» Aim of the exercise: Retype, without any alteration, the lines of the data from the line containing "status-bar: ▯ ▤" through the line containing "tab-goodocts[interactable]: Goodocts (405, 30, 489, 55)", including both of those lines.

+++ Source material

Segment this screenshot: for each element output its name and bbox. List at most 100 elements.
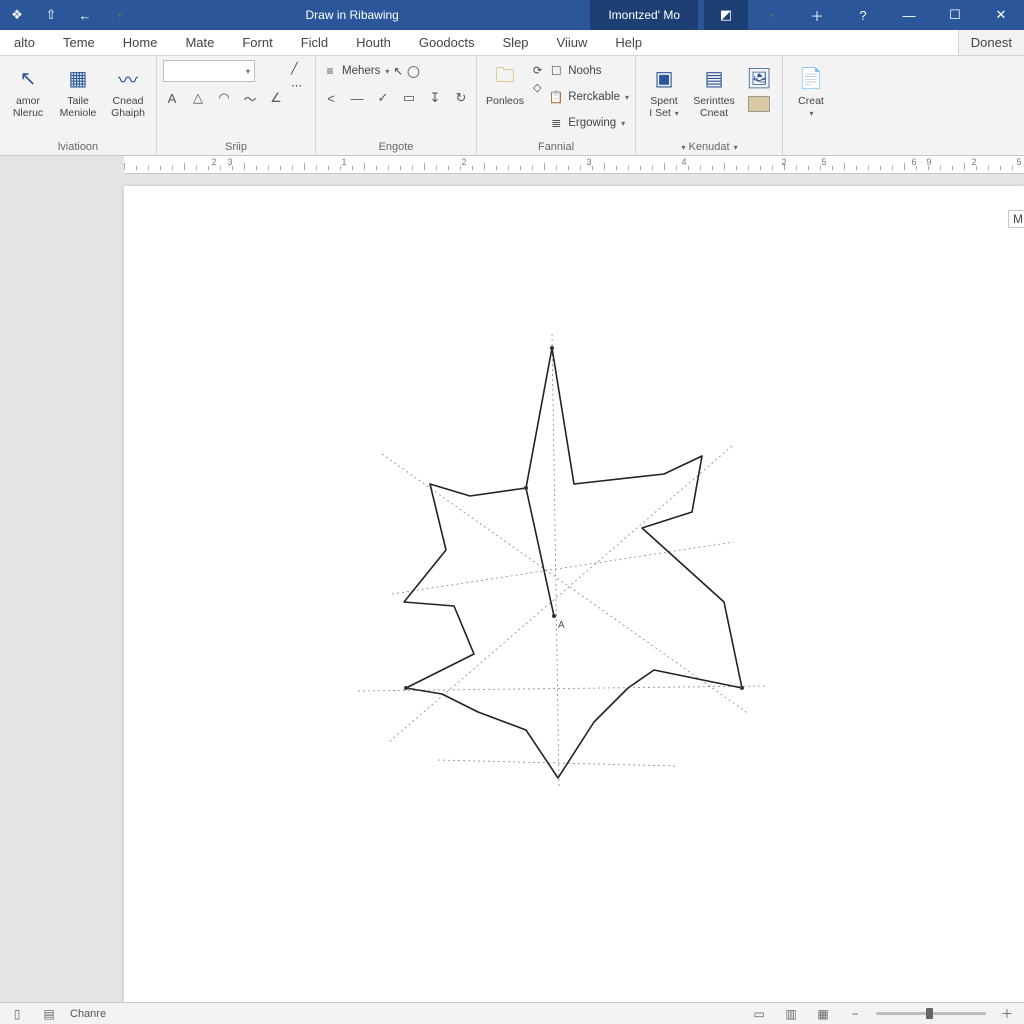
status-bar: ▯ ▤ Chanre ▭ ▥ ▦ − ＋ (0, 1002, 1024, 1024)
tab-help[interactable]: Help (601, 30, 656, 55)
mehers-dropdown[interactable]: ≡ Mehers ▾ ↖ ◯ (322, 60, 470, 82)
ergowing-dropdown[interactable]: ≣ Ergowing ▾ (548, 112, 629, 134)
line-small-icon[interactable]: ― (348, 89, 366, 107)
creat-button[interactable]: 📄 Creat▾ (789, 60, 833, 119)
ponleos-button[interactable]: 🗀 Ponleos (483, 60, 527, 108)
workspace[interactable]: M A (0, 174, 1024, 1002)
clipboard-icon: 📋 (548, 89, 564, 105)
cursor-icon: ↖ (12, 62, 44, 94)
zoom-slider[interactable] (876, 1012, 986, 1015)
help-icon[interactable]: ? (840, 0, 886, 30)
arc-icon[interactable]: ◠ (215, 89, 233, 107)
share-button[interactable]: Donest (958, 30, 1024, 55)
group-label-fannial: Fannial (483, 141, 629, 155)
status-page-icon[interactable]: ▯ (6, 1005, 28, 1023)
drawing-canvas[interactable]: A (294, 306, 814, 866)
center-point-label: A (558, 620, 565, 631)
snap-icon[interactable]: ↧ (426, 89, 444, 107)
maximize-icon[interactable]: ☐ (932, 0, 978, 30)
ergowing-label: Ergowing (568, 117, 616, 129)
diamond-icon[interactable]: ◇ (533, 81, 542, 94)
combo-selector[interactable]: ▾ (163, 60, 255, 82)
view-read-icon[interactable]: ▭ (748, 1005, 770, 1023)
tab-goodocts[interactable]: Goodocts (405, 30, 489, 55)
page-icon: 📄 (795, 62, 827, 94)
ribbon-group-creat: 📄 Creat▾ (783, 56, 839, 155)
window-icon: ☐ (548, 63, 564, 79)
nav-btn3-label-top: Cnead (113, 95, 144, 107)
noohs-label: Noohs (568, 65, 601, 77)
tab-fornt[interactable]: Fornt (228, 30, 286, 55)
ribbon-tabs: alto Teme Home Mate Fornt Ficld Houth Go… (0, 30, 1024, 56)
view-print-icon[interactable]: ▥ (780, 1005, 802, 1023)
refresh-icon[interactable]: ⟳ (533, 64, 542, 77)
box-icon: ▣ (648, 62, 680, 94)
mode-badge[interactable]: Imontzed' Mo (590, 0, 698, 30)
rotate-icon[interactable]: ↻ (452, 89, 470, 107)
nav-button-3[interactable]: 〰 CneadGhaiph (106, 60, 150, 119)
rerckable-dropdown[interactable]: 📋 Rerckable ▾ (548, 86, 629, 108)
prev-icon[interactable]: < (322, 89, 340, 107)
status-layout-icon[interactable]: ▤ (38, 1005, 60, 1023)
zoom-thumb[interactable] (926, 1008, 933, 1019)
check-icon[interactable]: ✓ (374, 89, 392, 107)
tab-field[interactable]: Ficld (287, 30, 342, 55)
tab-alto[interactable]: alto (0, 30, 49, 55)
folder-icon: 🗀 (489, 62, 521, 94)
curve-icon[interactable]: 〜 (241, 89, 259, 107)
serinttes-button[interactable]: ▤ SerinttesCneat (692, 60, 736, 119)
noohs-dropdown[interactable]: ☐ Noohs (548, 60, 629, 82)
tab-view[interactable]: Viiuw (543, 30, 602, 55)
ribbon-group-snip: ▾ A △ ◠ 〜 ∠ ╱ ⋯ Sriip (157, 56, 316, 155)
ruler-num: 5 (821, 157, 826, 167)
horizontal-ruler[interactable]: 2 3 1 2 3 4 2 5 6 9 2 5 (124, 156, 1024, 174)
nav-btn2-label-top: Taile (67, 95, 89, 107)
lasso-small-icon[interactable]: ◯ (407, 64, 420, 78)
app-icon[interactable]: ❖ (4, 0, 30, 30)
add-icon[interactable]: ＋ (794, 0, 840, 30)
rect-icon[interactable]: ▭ (400, 89, 418, 107)
triangle-icon[interactable]: △ (189, 89, 207, 107)
list-icon: ≣ (548, 115, 564, 131)
document-page[interactable]: M A (124, 186, 1024, 1002)
image-button[interactable]: 🖼 (742, 60, 776, 112)
tab-home[interactable]: Home (109, 30, 172, 55)
nav-btn2-label-bot: Meniole (60, 107, 97, 119)
tab-mate[interactable]: Mate (171, 30, 228, 55)
line-icon[interactable]: ╱ (291, 62, 309, 75)
back-icon[interactable]: ← (72, 0, 98, 30)
tab-slep[interactable]: Slep (489, 30, 543, 55)
nav-button-1[interactable]: ↖ amorNleruc (6, 60, 50, 119)
pen-mode-icon[interactable]: ◩ (704, 0, 748, 30)
qat-more-icon[interactable]: ▾ (106, 0, 132, 30)
spent-button[interactable]: ▣ SpentI Set ▾ (642, 60, 686, 119)
nav-button-2[interactable]: ▦ TaileMeniole (56, 60, 100, 119)
nav-btn3-label-bot: Ghaiph (111, 107, 145, 119)
tab-houth[interactable]: Houth (342, 30, 405, 55)
stack-icon: ▤ (698, 62, 730, 94)
nav-btn1-label-top: amor (16, 95, 40, 107)
view-web-icon[interactable]: ▦ (812, 1005, 834, 1023)
minimize-icon[interactable]: ― (886, 0, 932, 30)
serinttes-label-bot: Cneat (700, 107, 728, 119)
serinttes-label-top: Serinttes (693, 95, 734, 107)
more-icon[interactable]: ▾ (748, 0, 794, 30)
angle-icon[interactable]: ∠ (267, 89, 285, 107)
ruler-num: 5 (1016, 157, 1021, 167)
swatch-icon[interactable] (748, 96, 770, 112)
ruler-num: 4 (681, 157, 686, 167)
ruler-num: 1 (341, 157, 346, 167)
margin-marker[interactable]: M (1008, 210, 1024, 228)
more-shapes-icon[interactable]: ⋯ (291, 79, 309, 92)
spent-label-top: Spent (650, 95, 677, 107)
spent-label-bot: I Set (649, 107, 671, 119)
zoom-out-icon[interactable]: − (844, 1005, 866, 1023)
ruler-num: 2 (211, 157, 216, 167)
text-icon[interactable]: A (163, 89, 181, 107)
close-icon[interactable]: ✕ (978, 0, 1024, 30)
ribbon-group-navigation: ↖ amorNleruc ▦ TaileMeniole 〰 CneadGhaip… (0, 56, 157, 155)
tab-teme[interactable]: Teme (49, 30, 109, 55)
zoom-in-icon[interactable]: ＋ (996, 1005, 1018, 1023)
pointer-small-icon[interactable]: ↖ (393, 64, 403, 78)
share-icon[interactable]: ⇧ (38, 0, 64, 30)
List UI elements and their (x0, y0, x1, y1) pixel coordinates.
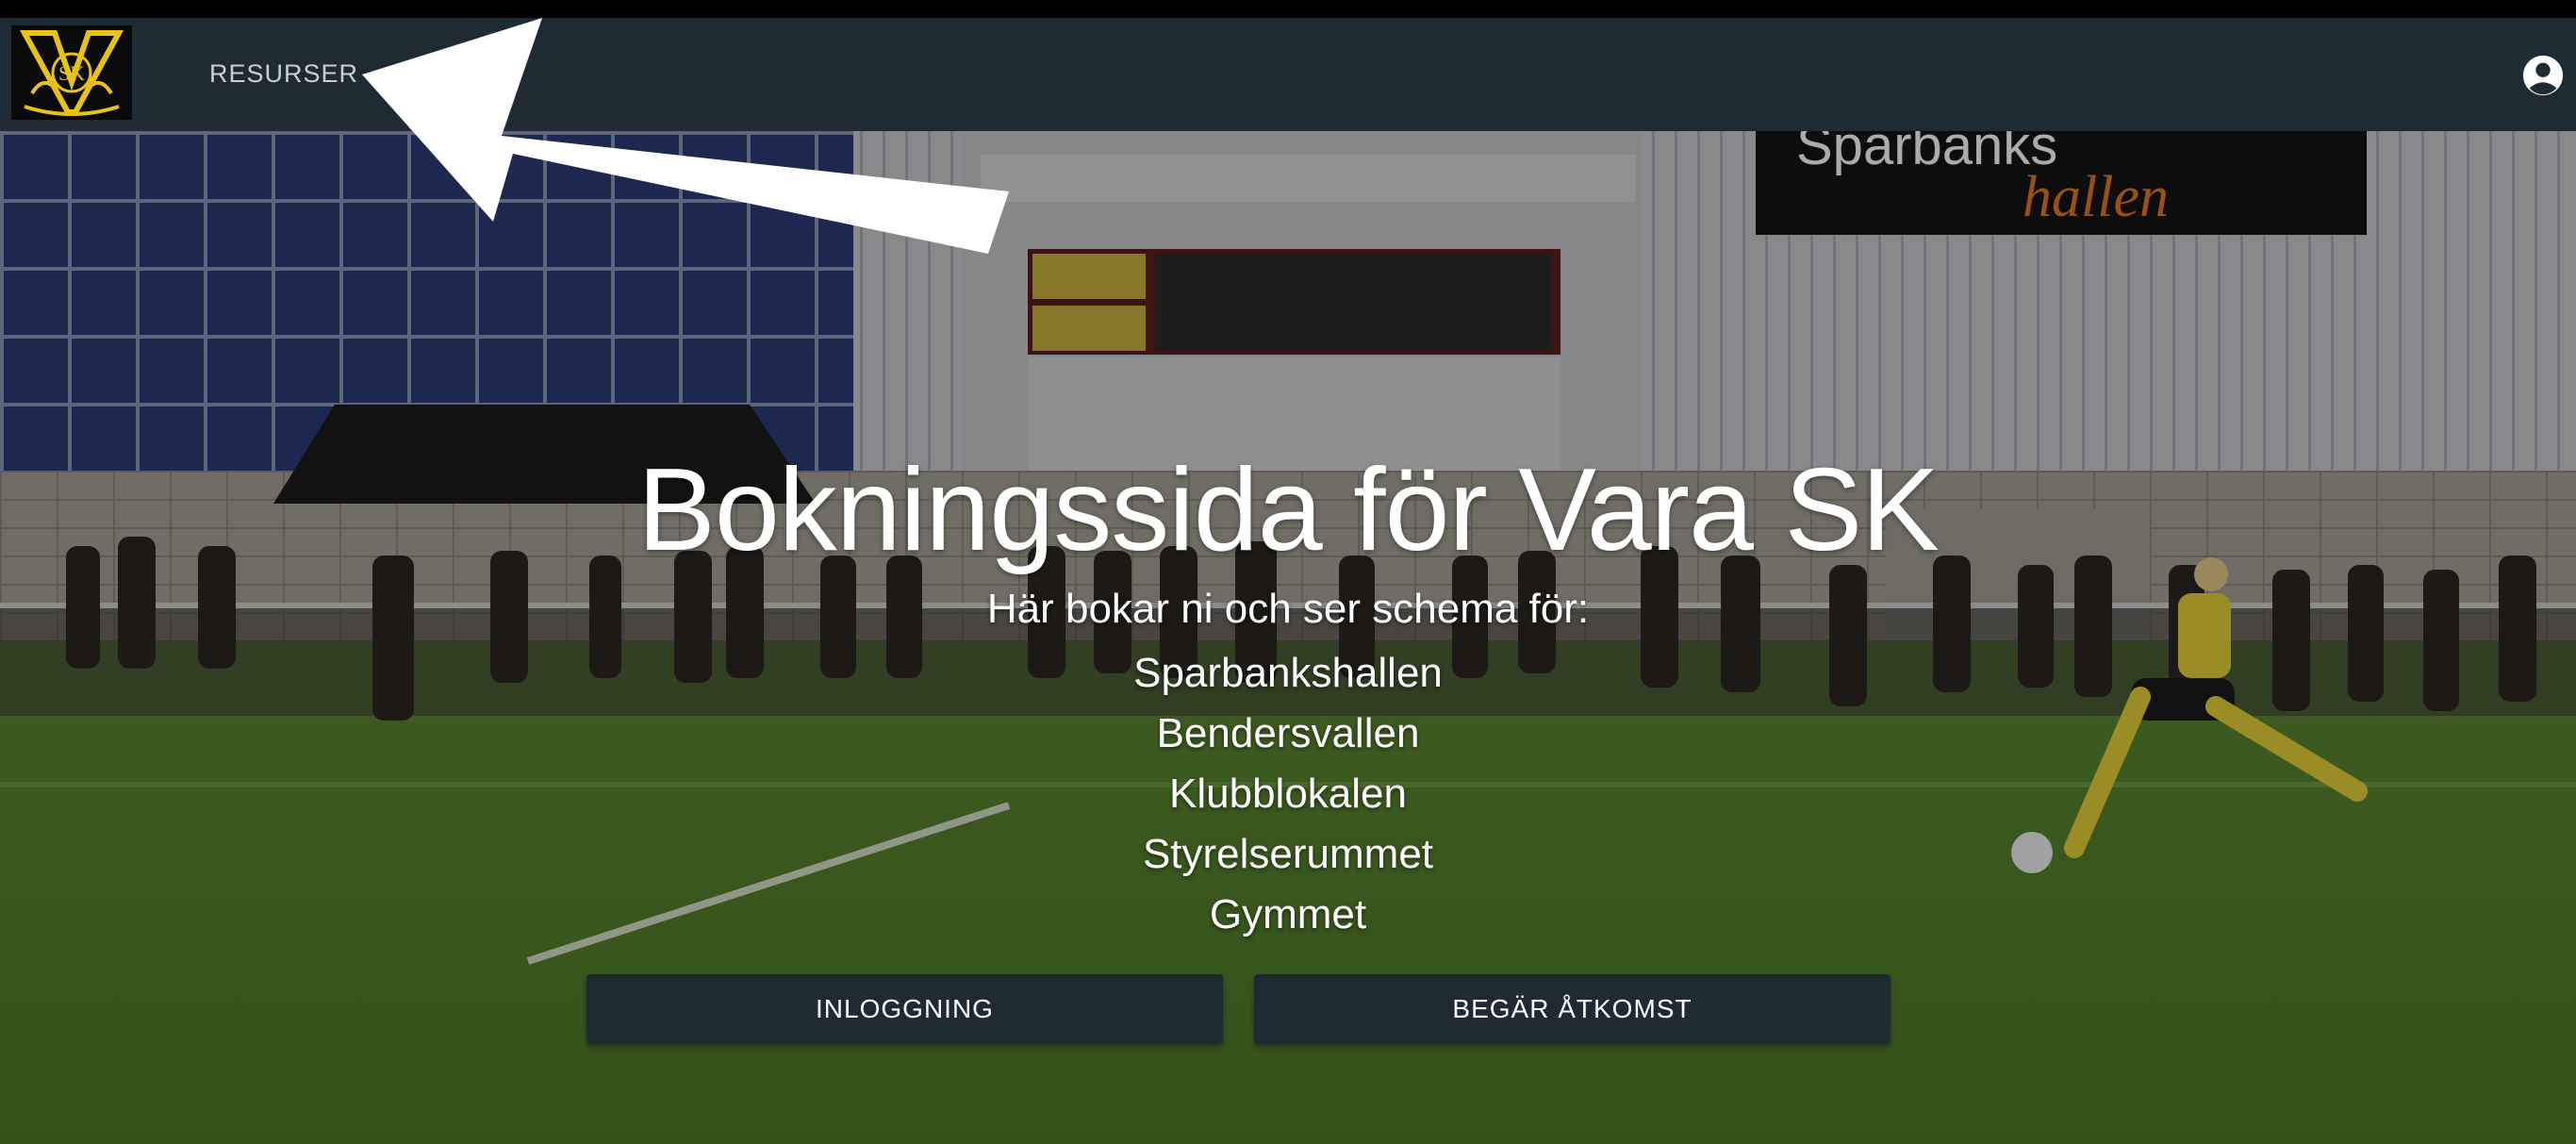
login-button[interactable]: INLOGGNING (586, 974, 1223, 1044)
top-strip (0, 0, 2576, 18)
venue-item: Sparbankshallen (1133, 650, 1443, 696)
account-circle-icon[interactable] (2521, 54, 2565, 97)
venue-item: Styrelserummet (1142, 831, 1434, 877)
hero-title: Bokningssida för Vara SK (637, 445, 1940, 575)
logo-text: SK (58, 61, 85, 85)
venue-list: Sparbankshallen Bendersvallen Klubblokal… (0, 643, 2576, 945)
club-logo[interactable]: SK (11, 25, 132, 120)
navbar: SK RESURSER (0, 18, 2576, 131)
venue-item: Bendersvallen (1156, 710, 1420, 756)
hero-section: Sparbanks hallen Bokningssida för Vara S… (0, 131, 2576, 1144)
nav-link-resurser[interactable]: RESURSER (209, 59, 358, 89)
request-access-button[interactable]: BEGÄR ÅTKOMST (1254, 974, 1891, 1044)
venue-item: Klubblokalen (1169, 771, 1407, 817)
club-logo-emblem: SK (15, 27, 128, 118)
venue-item: Gymmet (1209, 891, 1367, 937)
hero-subtitle: Här bokar ni och ser schema för: (986, 586, 1590, 632)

++++++

» Solved problem:
status-bar: ▯ ▤ Chanre ▭ ▥ ▦ − ＋ (0, 1002, 1024, 1024)
tab-help[interactable]: Help (601, 30, 656, 55)
mehers-dropdown[interactable]: ≡ Mehers ▾ ↖ ◯ (322, 60, 470, 82)
ergowing-dropdown[interactable]: ≣ Ergowing ▾ (548, 112, 629, 134)
line-small-icon[interactable]: ― (348, 89, 366, 107)
creat-button[interactable]: 📄 Creat▾ (789, 60, 833, 119)
ponleos-button[interactable]: 🗀 Ponleos (483, 60, 527, 108)
workspace[interactable]: M A (0, 174, 1024, 1002)
clipboard-icon: 📋 (548, 89, 564, 105)
cursor-icon: ↖ (12, 62, 44, 94)
zoom-slider[interactable] (876, 1012, 986, 1015)
help-icon[interactable]: ? (840, 0, 886, 30)
arc-icon[interactable]: ◠ (215, 89, 233, 107)
share-button[interactable]: Donest (958, 30, 1024, 55)
group-label-fannial: Fannial (483, 141, 629, 155)
status-page-icon[interactable]: ▯ (6, 1005, 28, 1023)
drawing-canvas[interactable]: A (294, 306, 814, 866)
center-point-label: A (558, 620, 565, 631)
snap-icon[interactable]: ↧ (426, 89, 444, 107)
maximize-icon[interactable]: ☐ (932, 0, 978, 30)
ergowing-label: Ergowing (568, 117, 616, 129)
diamond-icon[interactable]: ◇ (533, 81, 542, 94)
combo-selector[interactable]: ▾ (163, 60, 255, 82)
view-read-icon[interactable]: ▭ (748, 1005, 770, 1023)
tab-goodocts[interactable]: Goodocts (405, 30, 489, 55)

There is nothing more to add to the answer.